Locate each line of the material that contains "отклонение", then return it.

■ ■ ■ ■ ■

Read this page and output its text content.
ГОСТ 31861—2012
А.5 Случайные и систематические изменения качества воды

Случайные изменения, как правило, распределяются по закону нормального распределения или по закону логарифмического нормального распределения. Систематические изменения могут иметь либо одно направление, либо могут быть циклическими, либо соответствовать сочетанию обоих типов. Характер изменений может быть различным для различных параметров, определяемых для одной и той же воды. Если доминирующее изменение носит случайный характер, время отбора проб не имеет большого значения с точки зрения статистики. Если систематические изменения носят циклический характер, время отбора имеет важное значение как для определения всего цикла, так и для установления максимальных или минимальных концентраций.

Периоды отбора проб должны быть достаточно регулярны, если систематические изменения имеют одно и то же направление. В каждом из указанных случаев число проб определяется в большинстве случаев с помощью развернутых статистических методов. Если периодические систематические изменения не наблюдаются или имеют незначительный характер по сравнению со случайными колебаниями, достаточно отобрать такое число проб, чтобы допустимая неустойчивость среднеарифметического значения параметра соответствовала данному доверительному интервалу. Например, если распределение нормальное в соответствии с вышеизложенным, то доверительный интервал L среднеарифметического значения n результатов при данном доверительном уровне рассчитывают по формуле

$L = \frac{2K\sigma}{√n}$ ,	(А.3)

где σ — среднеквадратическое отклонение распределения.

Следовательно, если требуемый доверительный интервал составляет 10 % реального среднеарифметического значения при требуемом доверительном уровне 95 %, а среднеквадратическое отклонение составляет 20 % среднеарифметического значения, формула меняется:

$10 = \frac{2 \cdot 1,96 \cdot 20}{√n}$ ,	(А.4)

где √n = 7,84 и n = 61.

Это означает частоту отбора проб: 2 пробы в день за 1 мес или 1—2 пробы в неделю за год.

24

■ ■ ■ ■ ■

- Task solution:
где σ — среднеквадратическое отклонение распределения.
Следовательно, если требуемый доверительный интервал составляет 10 % реального среднеарифметического значения при требуемом доверительном уровне 95 %, а среднеквадратическое отклонение составляет 20 % среднеарифметического значения, формула меняется:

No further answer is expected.